[Dataset excerpts]
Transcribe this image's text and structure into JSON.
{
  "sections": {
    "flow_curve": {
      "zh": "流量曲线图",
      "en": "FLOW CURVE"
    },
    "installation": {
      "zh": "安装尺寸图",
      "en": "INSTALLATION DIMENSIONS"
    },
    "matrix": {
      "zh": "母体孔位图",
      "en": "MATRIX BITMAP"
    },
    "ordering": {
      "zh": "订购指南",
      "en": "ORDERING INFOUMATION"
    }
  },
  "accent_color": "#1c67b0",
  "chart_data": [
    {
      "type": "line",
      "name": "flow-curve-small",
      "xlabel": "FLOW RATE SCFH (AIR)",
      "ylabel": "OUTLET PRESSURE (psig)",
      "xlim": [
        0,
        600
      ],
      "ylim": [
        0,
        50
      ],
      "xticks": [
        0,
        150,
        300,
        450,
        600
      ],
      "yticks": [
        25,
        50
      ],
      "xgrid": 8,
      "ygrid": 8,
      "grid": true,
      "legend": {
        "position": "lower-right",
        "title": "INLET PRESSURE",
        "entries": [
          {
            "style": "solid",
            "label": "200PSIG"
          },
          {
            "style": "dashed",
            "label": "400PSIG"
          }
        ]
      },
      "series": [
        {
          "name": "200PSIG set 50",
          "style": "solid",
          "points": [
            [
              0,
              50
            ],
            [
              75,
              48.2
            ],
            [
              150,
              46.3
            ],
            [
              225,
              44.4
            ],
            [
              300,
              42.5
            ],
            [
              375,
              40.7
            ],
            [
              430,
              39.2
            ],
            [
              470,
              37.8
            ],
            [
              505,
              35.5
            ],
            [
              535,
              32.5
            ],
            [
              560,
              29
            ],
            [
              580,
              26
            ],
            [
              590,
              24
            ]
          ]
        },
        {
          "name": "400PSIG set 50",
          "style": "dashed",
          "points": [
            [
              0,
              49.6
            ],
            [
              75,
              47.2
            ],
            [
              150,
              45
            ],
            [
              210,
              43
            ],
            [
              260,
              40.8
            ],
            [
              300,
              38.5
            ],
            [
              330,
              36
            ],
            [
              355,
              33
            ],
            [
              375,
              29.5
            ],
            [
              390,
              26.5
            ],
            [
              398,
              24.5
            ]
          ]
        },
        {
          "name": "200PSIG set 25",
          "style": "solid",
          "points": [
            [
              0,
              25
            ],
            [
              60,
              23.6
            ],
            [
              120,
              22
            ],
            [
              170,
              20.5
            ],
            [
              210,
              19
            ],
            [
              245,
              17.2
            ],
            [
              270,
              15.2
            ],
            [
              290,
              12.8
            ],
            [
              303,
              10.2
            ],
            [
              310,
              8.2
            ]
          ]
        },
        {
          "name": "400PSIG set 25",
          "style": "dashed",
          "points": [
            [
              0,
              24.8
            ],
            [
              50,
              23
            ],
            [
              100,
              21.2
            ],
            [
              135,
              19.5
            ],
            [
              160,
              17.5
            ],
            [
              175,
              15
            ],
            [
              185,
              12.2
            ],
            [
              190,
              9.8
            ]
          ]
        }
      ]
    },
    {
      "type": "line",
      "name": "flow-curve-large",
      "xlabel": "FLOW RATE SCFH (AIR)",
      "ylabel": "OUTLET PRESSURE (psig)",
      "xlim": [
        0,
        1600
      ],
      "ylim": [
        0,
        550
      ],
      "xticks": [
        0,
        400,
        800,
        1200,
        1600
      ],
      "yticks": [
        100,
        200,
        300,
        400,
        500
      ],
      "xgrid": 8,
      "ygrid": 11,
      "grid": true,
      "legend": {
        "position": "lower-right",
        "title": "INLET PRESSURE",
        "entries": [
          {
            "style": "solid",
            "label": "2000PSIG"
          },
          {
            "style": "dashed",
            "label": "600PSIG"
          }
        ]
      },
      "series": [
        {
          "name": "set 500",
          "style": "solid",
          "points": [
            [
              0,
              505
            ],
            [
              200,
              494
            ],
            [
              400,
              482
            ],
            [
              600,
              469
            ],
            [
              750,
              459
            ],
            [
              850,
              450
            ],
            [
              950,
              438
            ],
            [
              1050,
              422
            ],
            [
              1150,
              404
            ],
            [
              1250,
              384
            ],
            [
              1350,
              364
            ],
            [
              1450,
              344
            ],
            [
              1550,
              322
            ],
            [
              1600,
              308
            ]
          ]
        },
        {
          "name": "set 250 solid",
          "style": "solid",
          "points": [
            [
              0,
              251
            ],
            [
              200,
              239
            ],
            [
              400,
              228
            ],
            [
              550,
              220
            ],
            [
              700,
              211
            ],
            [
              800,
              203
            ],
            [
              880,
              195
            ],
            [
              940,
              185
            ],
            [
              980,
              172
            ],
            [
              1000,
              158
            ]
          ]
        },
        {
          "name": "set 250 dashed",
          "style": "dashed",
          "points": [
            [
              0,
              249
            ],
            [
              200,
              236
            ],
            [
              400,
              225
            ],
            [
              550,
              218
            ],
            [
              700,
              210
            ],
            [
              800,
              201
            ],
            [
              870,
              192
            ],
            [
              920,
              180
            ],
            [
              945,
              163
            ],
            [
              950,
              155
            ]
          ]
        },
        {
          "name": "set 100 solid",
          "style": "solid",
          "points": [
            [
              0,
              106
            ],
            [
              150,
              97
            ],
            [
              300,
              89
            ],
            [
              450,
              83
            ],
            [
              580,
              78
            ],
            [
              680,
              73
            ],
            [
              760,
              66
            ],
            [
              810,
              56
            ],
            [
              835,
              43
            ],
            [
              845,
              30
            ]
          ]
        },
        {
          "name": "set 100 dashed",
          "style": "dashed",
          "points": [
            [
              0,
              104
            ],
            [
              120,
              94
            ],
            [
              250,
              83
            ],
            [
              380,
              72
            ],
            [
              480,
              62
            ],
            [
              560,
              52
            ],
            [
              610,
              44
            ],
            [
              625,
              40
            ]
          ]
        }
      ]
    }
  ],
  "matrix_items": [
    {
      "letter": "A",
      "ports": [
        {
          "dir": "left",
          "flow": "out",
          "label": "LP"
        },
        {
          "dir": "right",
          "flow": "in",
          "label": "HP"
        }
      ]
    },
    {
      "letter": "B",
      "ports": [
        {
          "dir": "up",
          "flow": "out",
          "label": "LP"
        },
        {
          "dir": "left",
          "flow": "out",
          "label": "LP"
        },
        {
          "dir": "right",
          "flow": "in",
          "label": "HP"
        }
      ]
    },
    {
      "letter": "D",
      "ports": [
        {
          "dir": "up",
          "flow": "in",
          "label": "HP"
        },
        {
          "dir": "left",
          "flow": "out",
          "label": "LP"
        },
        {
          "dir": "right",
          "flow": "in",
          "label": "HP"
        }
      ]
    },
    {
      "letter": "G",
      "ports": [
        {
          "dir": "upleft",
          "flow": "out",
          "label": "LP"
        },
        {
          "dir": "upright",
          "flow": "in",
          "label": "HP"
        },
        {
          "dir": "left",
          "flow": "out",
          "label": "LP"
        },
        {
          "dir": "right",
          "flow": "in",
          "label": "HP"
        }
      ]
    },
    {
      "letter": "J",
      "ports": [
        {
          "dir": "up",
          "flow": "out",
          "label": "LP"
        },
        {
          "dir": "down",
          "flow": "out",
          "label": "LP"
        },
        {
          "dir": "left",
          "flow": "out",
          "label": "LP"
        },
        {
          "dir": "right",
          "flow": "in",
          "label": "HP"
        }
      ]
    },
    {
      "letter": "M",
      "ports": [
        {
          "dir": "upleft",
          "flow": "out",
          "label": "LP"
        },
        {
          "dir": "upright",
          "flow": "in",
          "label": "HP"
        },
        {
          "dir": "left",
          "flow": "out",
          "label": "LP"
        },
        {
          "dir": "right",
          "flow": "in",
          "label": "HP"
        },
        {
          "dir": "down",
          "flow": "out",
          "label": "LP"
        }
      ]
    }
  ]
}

---

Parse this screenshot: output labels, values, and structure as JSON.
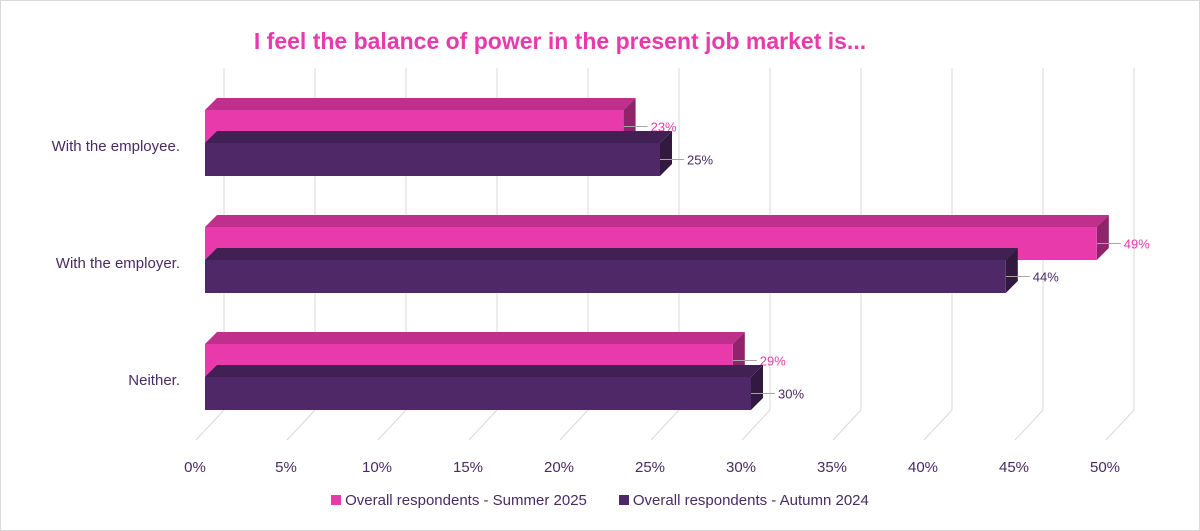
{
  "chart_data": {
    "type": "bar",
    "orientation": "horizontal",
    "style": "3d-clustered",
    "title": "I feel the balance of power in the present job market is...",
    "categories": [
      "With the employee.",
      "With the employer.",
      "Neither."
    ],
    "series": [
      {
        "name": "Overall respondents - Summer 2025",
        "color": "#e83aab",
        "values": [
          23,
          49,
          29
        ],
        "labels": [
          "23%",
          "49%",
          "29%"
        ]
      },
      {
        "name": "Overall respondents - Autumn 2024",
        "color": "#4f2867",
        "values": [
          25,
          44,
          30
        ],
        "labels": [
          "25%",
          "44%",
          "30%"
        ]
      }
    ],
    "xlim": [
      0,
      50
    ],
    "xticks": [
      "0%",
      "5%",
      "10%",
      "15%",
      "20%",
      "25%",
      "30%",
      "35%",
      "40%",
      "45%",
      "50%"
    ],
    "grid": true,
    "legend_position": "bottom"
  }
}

[Job]
Give only the number of lines in the records that include the word "With".

[Output of the task]
2